• **Job**
Please pull out every line below that contains the string "switch". Case counts, so match uppercase and lowercase letters as given.

(Collected data entries)
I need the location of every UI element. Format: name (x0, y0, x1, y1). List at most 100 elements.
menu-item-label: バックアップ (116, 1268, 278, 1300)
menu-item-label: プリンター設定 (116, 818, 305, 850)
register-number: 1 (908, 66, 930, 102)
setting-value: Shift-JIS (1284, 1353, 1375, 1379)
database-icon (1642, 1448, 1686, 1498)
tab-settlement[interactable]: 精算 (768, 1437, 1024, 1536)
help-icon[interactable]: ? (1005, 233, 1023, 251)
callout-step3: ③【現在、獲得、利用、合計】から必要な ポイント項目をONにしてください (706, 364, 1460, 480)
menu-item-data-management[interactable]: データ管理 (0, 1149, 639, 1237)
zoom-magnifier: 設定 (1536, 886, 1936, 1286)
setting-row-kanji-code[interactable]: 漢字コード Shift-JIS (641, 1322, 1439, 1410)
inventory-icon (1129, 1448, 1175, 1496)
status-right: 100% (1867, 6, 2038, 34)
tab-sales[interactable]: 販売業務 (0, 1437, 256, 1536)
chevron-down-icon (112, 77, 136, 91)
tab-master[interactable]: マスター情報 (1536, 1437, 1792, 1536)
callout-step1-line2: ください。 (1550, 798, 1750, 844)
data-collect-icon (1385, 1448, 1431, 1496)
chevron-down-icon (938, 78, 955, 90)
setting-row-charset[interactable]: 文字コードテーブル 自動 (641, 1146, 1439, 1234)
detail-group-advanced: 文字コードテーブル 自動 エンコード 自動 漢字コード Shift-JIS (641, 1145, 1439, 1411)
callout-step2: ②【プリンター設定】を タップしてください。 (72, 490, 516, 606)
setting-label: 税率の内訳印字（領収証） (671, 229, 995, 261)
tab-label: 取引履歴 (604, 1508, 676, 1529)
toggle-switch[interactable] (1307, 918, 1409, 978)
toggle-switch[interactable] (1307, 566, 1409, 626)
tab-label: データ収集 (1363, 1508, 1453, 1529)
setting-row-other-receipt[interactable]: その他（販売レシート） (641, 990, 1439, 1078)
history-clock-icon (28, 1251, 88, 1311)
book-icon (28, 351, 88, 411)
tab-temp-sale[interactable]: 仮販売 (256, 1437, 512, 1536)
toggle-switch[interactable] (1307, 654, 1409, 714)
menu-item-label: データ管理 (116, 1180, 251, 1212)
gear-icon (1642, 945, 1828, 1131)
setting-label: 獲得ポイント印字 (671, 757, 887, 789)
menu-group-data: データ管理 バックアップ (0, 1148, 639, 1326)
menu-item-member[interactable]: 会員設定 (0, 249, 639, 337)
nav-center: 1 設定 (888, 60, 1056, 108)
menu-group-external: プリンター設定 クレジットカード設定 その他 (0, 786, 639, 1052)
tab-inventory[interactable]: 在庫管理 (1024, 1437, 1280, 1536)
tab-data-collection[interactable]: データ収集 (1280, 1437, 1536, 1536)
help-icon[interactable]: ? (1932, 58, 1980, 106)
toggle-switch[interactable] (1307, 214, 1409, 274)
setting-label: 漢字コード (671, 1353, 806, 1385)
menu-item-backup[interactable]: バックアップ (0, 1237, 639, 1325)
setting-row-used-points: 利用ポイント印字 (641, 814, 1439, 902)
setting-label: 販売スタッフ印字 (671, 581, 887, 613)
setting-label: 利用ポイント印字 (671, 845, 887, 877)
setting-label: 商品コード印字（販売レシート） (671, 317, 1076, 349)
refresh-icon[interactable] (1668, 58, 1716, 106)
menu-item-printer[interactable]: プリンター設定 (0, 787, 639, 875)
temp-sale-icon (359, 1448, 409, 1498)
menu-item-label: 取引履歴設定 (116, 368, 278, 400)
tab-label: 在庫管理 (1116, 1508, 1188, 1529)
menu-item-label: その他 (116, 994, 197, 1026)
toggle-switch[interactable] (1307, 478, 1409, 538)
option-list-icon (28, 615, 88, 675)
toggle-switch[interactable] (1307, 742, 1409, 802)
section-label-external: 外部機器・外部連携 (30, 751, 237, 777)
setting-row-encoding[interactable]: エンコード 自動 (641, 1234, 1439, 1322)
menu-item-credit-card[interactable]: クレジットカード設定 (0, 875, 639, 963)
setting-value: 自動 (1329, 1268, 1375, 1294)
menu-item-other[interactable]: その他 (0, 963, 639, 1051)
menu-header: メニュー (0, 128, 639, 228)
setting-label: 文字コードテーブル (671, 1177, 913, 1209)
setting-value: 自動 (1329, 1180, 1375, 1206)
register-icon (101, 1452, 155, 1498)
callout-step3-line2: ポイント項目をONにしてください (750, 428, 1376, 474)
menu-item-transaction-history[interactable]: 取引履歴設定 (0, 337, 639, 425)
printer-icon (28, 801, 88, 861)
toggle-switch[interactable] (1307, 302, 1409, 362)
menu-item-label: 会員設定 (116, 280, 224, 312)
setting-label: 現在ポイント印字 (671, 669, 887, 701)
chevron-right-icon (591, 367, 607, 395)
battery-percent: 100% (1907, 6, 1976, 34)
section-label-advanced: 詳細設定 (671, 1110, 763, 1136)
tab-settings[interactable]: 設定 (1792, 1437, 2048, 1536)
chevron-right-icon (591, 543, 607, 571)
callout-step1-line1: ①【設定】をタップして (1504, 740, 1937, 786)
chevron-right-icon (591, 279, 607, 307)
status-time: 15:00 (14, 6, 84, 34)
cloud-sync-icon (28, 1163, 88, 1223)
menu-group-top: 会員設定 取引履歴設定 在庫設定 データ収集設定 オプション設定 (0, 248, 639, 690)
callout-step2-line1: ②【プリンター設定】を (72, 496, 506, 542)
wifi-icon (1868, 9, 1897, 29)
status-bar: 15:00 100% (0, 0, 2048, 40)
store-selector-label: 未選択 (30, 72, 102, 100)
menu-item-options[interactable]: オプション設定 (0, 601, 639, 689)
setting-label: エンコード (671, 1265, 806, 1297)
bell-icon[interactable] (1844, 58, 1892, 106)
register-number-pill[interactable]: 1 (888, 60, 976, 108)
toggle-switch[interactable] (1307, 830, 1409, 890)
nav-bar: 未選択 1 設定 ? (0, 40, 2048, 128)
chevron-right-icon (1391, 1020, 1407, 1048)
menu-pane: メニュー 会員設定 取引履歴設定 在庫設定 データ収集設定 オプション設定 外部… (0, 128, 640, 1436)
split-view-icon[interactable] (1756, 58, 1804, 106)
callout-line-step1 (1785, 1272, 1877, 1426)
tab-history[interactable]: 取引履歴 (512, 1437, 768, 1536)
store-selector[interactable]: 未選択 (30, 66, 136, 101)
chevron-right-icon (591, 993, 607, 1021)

• **Solution to this exercise**
toggle-switch[interactable] (1307, 918, 1409, 978)
toggle-switch[interactable] (1307, 566, 1409, 626)
toggle-switch[interactable] (1307, 654, 1409, 714)
toggle-switch[interactable] (1307, 214, 1409, 274)
toggle-switch[interactable] (1307, 478, 1409, 538)
toggle-switch[interactable] (1307, 742, 1409, 802)
toggle-switch[interactable] (1307, 302, 1409, 362)
toggle-switch[interactable] (1307, 830, 1409, 890)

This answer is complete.